[Records from a collection of figures]
BEGIN
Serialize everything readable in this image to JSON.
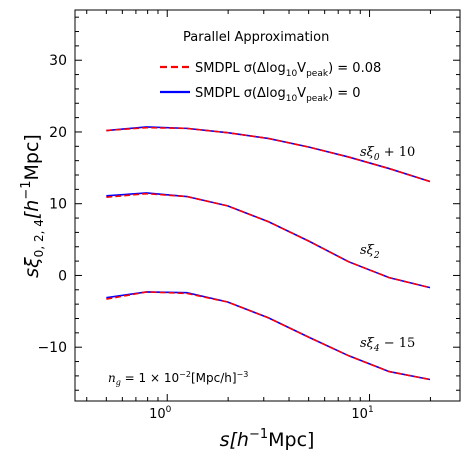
{
  "chart_data": {
    "type": "line",
    "xscale": "log",
    "xlim": [
      0.35,
      28
    ],
    "ylim": [
      -17.5,
      37
    ],
    "xlabel_main": "s[h",
    "xlabel_exp": "−1",
    "xlabel_tail": "Mpc]",
    "ylabel": "sξ",
    "ylabel_sub": "0, 2, 4",
    "ylabel_unit": "[h",
    "ylabel_exp": "−1",
    "ylabel_tail": "Mpc]",
    "xticks_major": [
      {
        "value": 1,
        "base": "10",
        "exp": "0"
      },
      {
        "value": 10,
        "base": "10",
        "exp": "1"
      }
    ],
    "xticks_minor": [
      0.4,
      0.5,
      0.6,
      0.7,
      0.8,
      0.9,
      2,
      3,
      4,
      5,
      6,
      7,
      8,
      9,
      20
    ],
    "yticks_major": [
      -10,
      0,
      10,
      20,
      30
    ],
    "yticks_labels": [
      "−10",
      "0",
      "10",
      "20",
      "30"
    ],
    "yticks_minor_step": 2,
    "legend_title": "Parallel Approximation",
    "legend_entries": [
      {
        "label": "SMDPL σ(Δlog",
        "sub": "10",
        "mid": "V",
        "sub2": "peak",
        "tail": ") = 0.08",
        "color": "#ff0000",
        "dash": "dashed"
      },
      {
        "label": "SMDPL σ(Δlog",
        "sub": "10",
        "mid": "V",
        "sub2": "peak",
        "tail": ") = 0",
        "color": "#0000ff",
        "dash": "solid"
      }
    ],
    "annotation": {
      "text_a": "n",
      "sub_a": "g",
      "text_b": " = 1 × 10",
      "exp_b": "−2",
      "text_c": "[Mpc/h]",
      "exp_c": "−3"
    },
    "series": [
      {
        "label_main": "sξ",
        "label_sub": "0",
        "label_tail": " + 10",
        "color": "#0000ff",
        "dash": "solid",
        "x": [
          0.5,
          0.79,
          1.25,
          1.99,
          3.16,
          5.0,
          7.9,
          12.5,
          19.9
        ],
        "y": [
          20.2,
          20.7,
          20.5,
          19.9,
          19.1,
          17.9,
          16.5,
          14.9,
          13.1
        ]
      },
      {
        "color": "#ff0000",
        "dash": "dashed",
        "x": [
          0.5,
          0.79,
          1.25,
          1.99,
          3.16,
          5.0,
          7.9,
          12.5,
          19.9
        ],
        "y": [
          20.2,
          20.6,
          20.5,
          19.9,
          19.1,
          17.9,
          16.5,
          14.9,
          13.1
        ]
      },
      {
        "label_main": "sξ",
        "label_sub": "2",
        "label_tail": "",
        "color": "#0000ff",
        "dash": "solid",
        "x": [
          0.5,
          0.79,
          1.25,
          1.99,
          3.16,
          5.0,
          7.9,
          12.5,
          19.9
        ],
        "y": [
          11.1,
          11.5,
          11.0,
          9.7,
          7.5,
          4.8,
          1.9,
          -0.3,
          -1.7
        ]
      },
      {
        "color": "#ff0000",
        "dash": "dashed",
        "x": [
          0.5,
          0.79,
          1.25,
          1.99,
          3.16,
          5.0,
          7.9,
          12.5,
          19.9
        ],
        "y": [
          10.9,
          11.4,
          11.0,
          9.7,
          7.5,
          4.8,
          1.9,
          -0.3,
          -1.7
        ]
      },
      {
        "label_main": "sξ",
        "label_sub": "4",
        "label_tail": " − 15",
        "color": "#0000ff",
        "dash": "solid",
        "x": [
          0.5,
          0.79,
          1.25,
          1.99,
          3.16,
          5.0,
          7.9,
          12.5,
          19.9
        ],
        "y": [
          -3.1,
          -2.3,
          -2.4,
          -3.7,
          -5.9,
          -8.6,
          -11.2,
          -13.4,
          -14.5
        ]
      },
      {
        "color": "#ff0000",
        "dash": "dashed",
        "x": [
          0.5,
          0.79,
          1.25,
          1.99,
          3.16,
          5.0,
          7.9,
          12.5,
          19.9
        ],
        "y": [
          -3.3,
          -2.3,
          -2.5,
          -3.7,
          -5.9,
          -8.6,
          -11.2,
          -13.4,
          -14.5
        ]
      }
    ]
  }
}
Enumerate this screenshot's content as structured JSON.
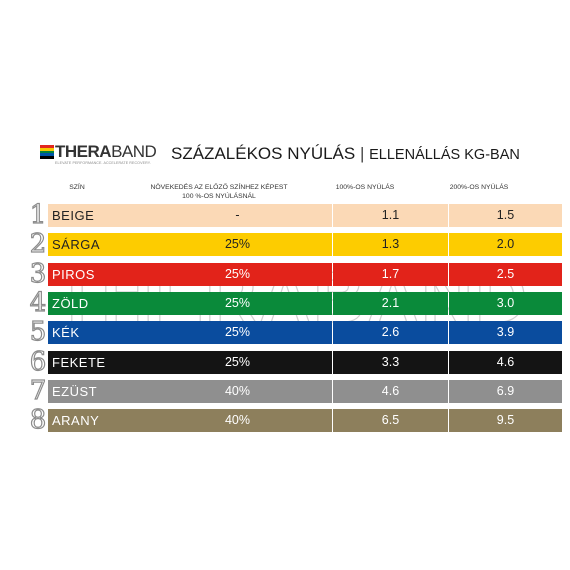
{
  "brand": {
    "name_bold": "THERA",
    "name_light": "BAND",
    "tagline": "ELEVATE PERFORMANCE. ACCELERATE RECOVERY.",
    "stripe_colors": [
      "#e2271f",
      "#f7c900",
      "#00843d",
      "#0054a6",
      "#000000"
    ]
  },
  "title": {
    "main": "SZÁZALÉKOS NYÚLÁS",
    "separator": "|",
    "sub": "ELLENÁLLÁS KG-BAN"
  },
  "headers": {
    "color": "SZÍN",
    "increase_line1": "NÖVEKEDÉS AZ ELŐZŐ SZÍNHEZ KÉPEST",
    "increase_line2": "100 %-OS NYÚLÁSNÁL",
    "stretch100": "100%-OS NYÚLÁS",
    "stretch200": "200%-OS NYÚLÁS"
  },
  "watermark": "THERABAND",
  "rows": [
    {
      "num": "1",
      "name": "BEIGE",
      "increase": "-",
      "v100": "1.1",
      "v200": "1.5",
      "bg": "#fbd9b6",
      "fg": "#222222"
    },
    {
      "num": "2",
      "name": "SÁRGA",
      "increase": "25%",
      "v100": "1.3",
      "v200": "2.0",
      "bg": "#fdcc00",
      "fg": "#222222"
    },
    {
      "num": "3",
      "name": "PIROS",
      "increase": "25%",
      "v100": "1.7",
      "v200": "2.5",
      "bg": "#e2231a",
      "fg": "#ffffff"
    },
    {
      "num": "4",
      "name": "ZÖLD",
      "increase": "25%",
      "v100": "2.1",
      "v200": "3.0",
      "bg": "#0a8a3a",
      "fg": "#ffffff"
    },
    {
      "num": "5",
      "name": "KÉK",
      "increase": "25%",
      "v100": "2.6",
      "v200": "3.9",
      "bg": "#0a4c9e",
      "fg": "#ffffff"
    },
    {
      "num": "6",
      "name": "FEKETE",
      "increase": "25%",
      "v100": "3.3",
      "v200": "4.6",
      "bg": "#141414",
      "fg": "#ffffff"
    },
    {
      "num": "7",
      "name": "EZÜST",
      "increase": "40%",
      "v100": "4.6",
      "v200": "6.9",
      "bg": "#8f8f8f",
      "fg": "#ffffff"
    },
    {
      "num": "8",
      "name": "ARANY",
      "increase": "40%",
      "v100": "6.5",
      "v200": "9.5",
      "bg": "#8d7f5c",
      "fg": "#ffffff"
    }
  ]
}
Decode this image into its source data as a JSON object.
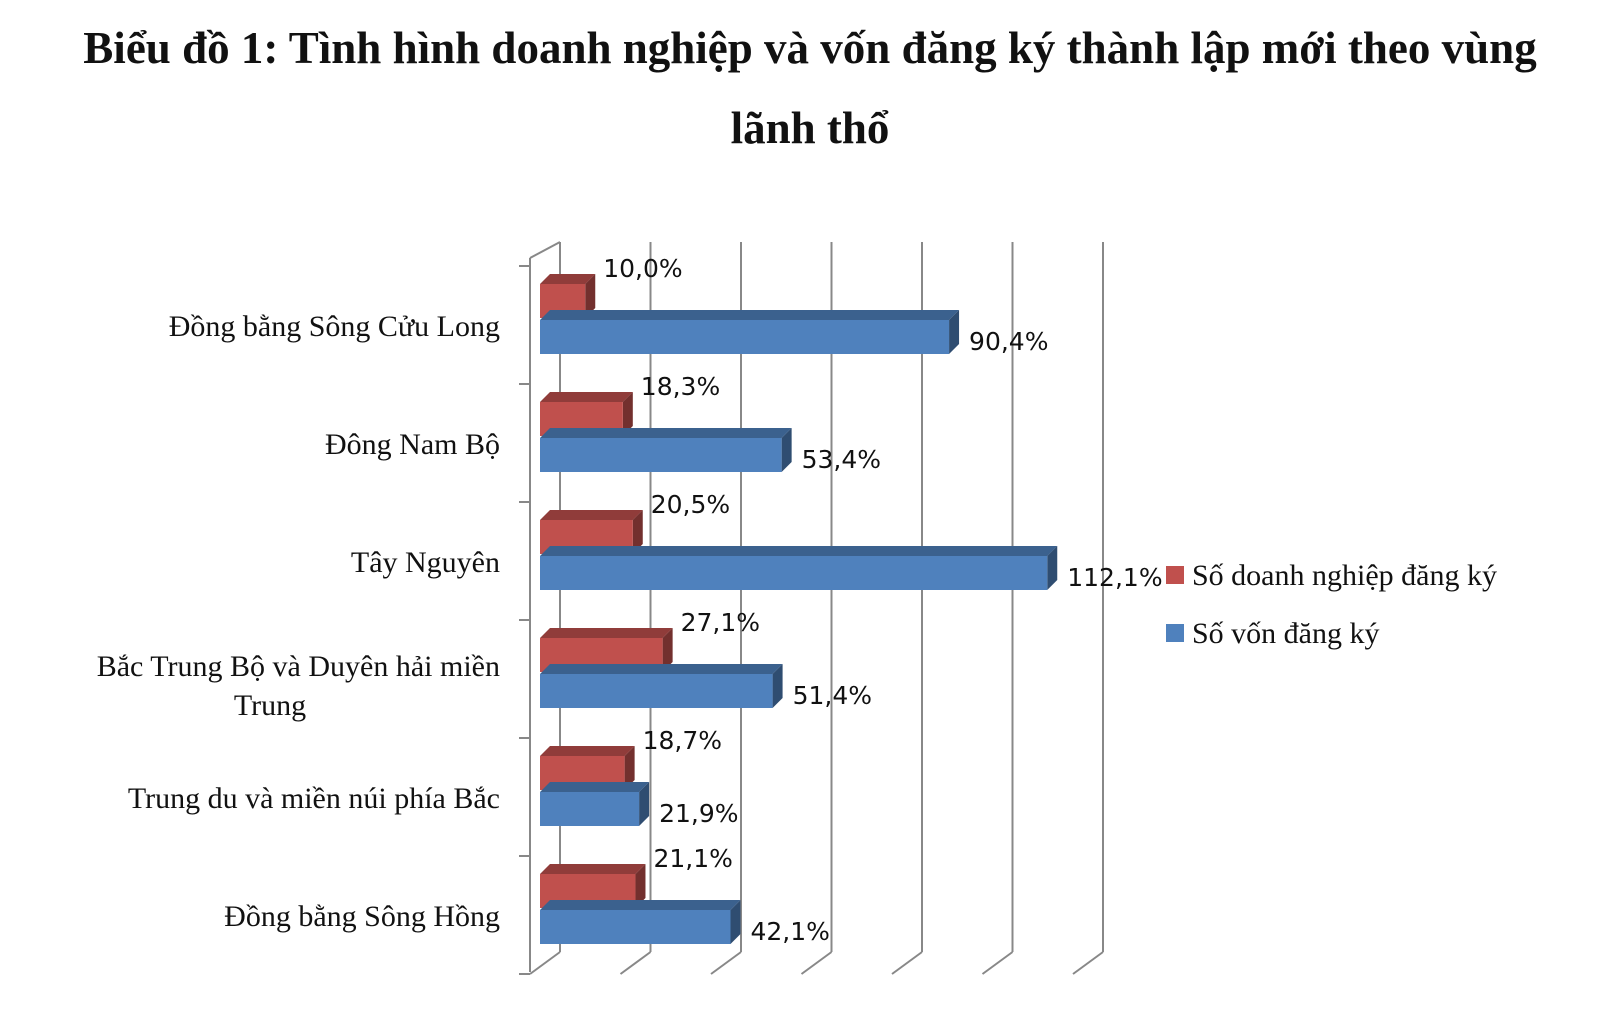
END
TASK BRIEF
Every line should be retyped exactly, with the pictures omitted.

SOLUTION TO THIS PROBLEM
Serialize everything readable in this image to JSON.
{
  "chart_data": {
    "type": "line",
    "xscale": "log",
    "xlim": [
      0.35,
      28
    ],
    "ylim": [
      -17.5,
      37
    ],
    "xlabel_main": "s[h",
    "xlabel_exp": "−1",
    "xlabel_tail": "Mpc]",
    "ylabel": "sξ",
    "ylabel_sub": "0, 2, 4",
    "ylabel_unit": "[h",
    "ylabel_exp": "−1",
    "ylabel_tail": "Mpc]",
    "xticks_major": [
      {
        "value": 1,
        "base": "10",
        "exp": "0"
      },
      {
        "value": 10,
        "base": "10",
        "exp": "1"
      }
    ],
    "xticks_minor": [
      0.4,
      0.5,
      0.6,
      0.7,
      0.8,
      0.9,
      2,
      3,
      4,
      5,
      6,
      7,
      8,
      9,
      20
    ],
    "yticks_major": [
      -10,
      0,
      10,
      20,
      30
    ],
    "yticks_labels": [
      "−10",
      "0",
      "10",
      "20",
      "30"
    ],
    "yticks_minor_step": 2,
    "legend_title": "Parallel Approximation",
    "legend_entries": [
      {
        "label": "SMDPL σ(Δlog",
        "sub": "10",
        "mid": "V",
        "sub2": "peak",
        "tail": ") = 0.08",
        "color": "#ff0000",
        "dash": "dashed"
      },
      {
        "label": "SMDPL σ(Δlog",
        "sub": "10",
        "mid": "V",
        "sub2": "peak",
        "tail": ") = 0",
        "color": "#0000ff",
        "dash": "solid"
      }
    ],
    "annotation": {
      "text_a": "n",
      "sub_a": "g",
      "text_b": " = 1 × 10",
      "exp_b": "−2",
      "text_c": "[Mpc/h]",
      "exp_c": "−3"
    },
    "series": [
      {
        "label_main": "sξ",
        "label_sub": "0",
        "label_tail": " + 10",
        "color": "#0000ff",
        "dash": "solid",
        "x": [
          0.5,
          0.79,
          1.25,
          1.99,
          3.16,
          5.0,
          7.9,
          12.5,
          19.9
        ],
        "y": [
          20.2,
          20.7,
          20.5,
          19.9,
          19.1,
          17.9,
          16.5,
          14.9,
          13.1
        ]
      },
      {
        "color": "#ff0000",
        "dash": "dashed",
        "x": [
          0.5,
          0.79,
          1.25,
          1.99,
          3.16,
          5.0,
          7.9,
          12.5,
          19.9
        ],
        "y": [
          20.2,
          20.6,
          20.5,
          19.9,
          19.1,
          17.9,
          16.5,
          14.9,
          13.1
        ]
      },
      {
        "label_main": "sξ",
        "label_sub": "2",
        "label_tail": "",
        "color": "#0000ff",
        "dash": "solid",
        "x": [
          0.5,
          0.79,
          1.25,
          1.99,
          3.16,
          5.0,
          7.9,
          12.5,
          19.9
        ],
        "y": [
          11.1,
          11.5,
          11.0,
          9.7,
          7.5,
          4.8,
          1.9,
          -0.3,
          -1.7
        ]
      },
      {
        "color": "#ff0000",
        "dash": "dashed",
        "x": [
          0.5,
          0.79,
          1.25,
          1.99,
          3.16,
          5.0,
          7.9,
          12.5,
          19.9
        ],
        "y": [
          10.9,
          11.4,
          11.0,
          9.7,
          7.5,
          4.8,
          1.9,
          -0.3,
          -1.7
        ]
      },
      {
        "label_main": "sξ",
        "label_sub": "4",
        "label_tail": " − 15",
        "color": "#0000ff",
        "dash": "solid",
        "x": [
          0.5,
          0.79,
          1.25,
          1.99,
          3.16,
          5.0,
          7.9,
          12.5,
          19.9
        ],
        "y": [
          -3.1,
          -2.3,
          -2.4,
          -3.7,
          -5.9,
          -8.6,
          -11.2,
          -13.4,
          -14.5
        ]
      },
      {
        "color": "#ff0000",
        "dash": "dashed",
        "x": [
          0.5,
          0.79,
          1.25,
          1.99,
          3.16,
          5.0,
          7.9,
          12.5,
          19.9
        ],
        "y": [
          -3.3,
          -2.3,
          -2.5,
          -3.7,
          -5.9,
          -8.6,
          -11.2,
          -13.4,
          -14.5
        ]
      }
    ]
  }
}
Enumerate this screenshot's content as structured JSON.
{
  "brand": {
    "name_bold": "THERA",
    "name_light": "BAND",
    "tagline": "ELEVATE PERFORMANCE. ACCELERATE RECOVERY.",
    "stripe_colors": [
      "#e2271f",
      "#f7c900",
      "#00843d",
      "#0054a6",
      "#000000"
    ]
  },
  "title": {
    "main": "SZÁZALÉKOS NYÚLÁS",
    "separator": "|",
    "sub": "ELLENÁLLÁS KG-BAN"
  },
  "headers": {
    "color": "SZÍN",
    "increase_line1": "NÖVEKEDÉS AZ ELŐZŐ SZÍNHEZ KÉPEST",
    "increase_line2": "100 %-OS NYÚLÁSNÁL",
    "stretch100": "100%-OS NYÚLÁS",
    "stretch200": "200%-OS NYÚLÁS"
  },
  "watermark": "THERABAND",
  "rows": [
    {
      "num": "1",
      "name": "BEIGE",
      "increase": "-",
      "v100": "1.1",
      "v200": "1.5",
      "bg": "#fbd9b6",
      "fg": "#222222"
    },
    {
      "num": "2",
      "name": "SÁRGA",
      "increase": "25%",
      "v100": "1.3",
      "v200": "2.0",
      "bg": "#fdcc00",
      "fg": "#222222"
    },
    {
      "num": "3",
      "name": "PIROS",
      "increase": "25%",
      "v100": "1.7",
      "v200": "2.5",
      "bg": "#e2231a",
      "fg": "#ffffff"
    },
    {
      "num": "4",
      "name": "ZÖLD",
      "increase": "25%",
      "v100": "2.1",
      "v200": "3.0",
      "bg": "#0a8a3a",
      "fg": "#ffffff"
    },
    {
      "num": "5",
      "name": "KÉK",
      "increase": "25%",
      "v100": "2.6",
      "v200": "3.9",
      "bg": "#0a4c9e",
      "fg": "#ffffff"
    },
    {
      "num": "6",
      "name": "FEKETE",
      "increase": "25%",
      "v100": "3.3",
      "v200": "4.6",
      "bg": "#141414",
      "fg": "#ffffff"
    },
    {
      "num": "7",
      "name": "EZÜST",
      "increase": "40%",
      "v100": "4.6",
      "v200": "6.9",
      "bg": "#8f8f8f",
      "fg": "#ffffff"
    },
    {
      "num": "8",
      "name": "ARANY",
      "increase": "40%",
      "v100": "6.5",
      "v200": "9.5",
      "bg": "#8d7f5c",
      "fg": "#ffffff"
    }
  ]
}
Decode this image into its source data as a JSON object.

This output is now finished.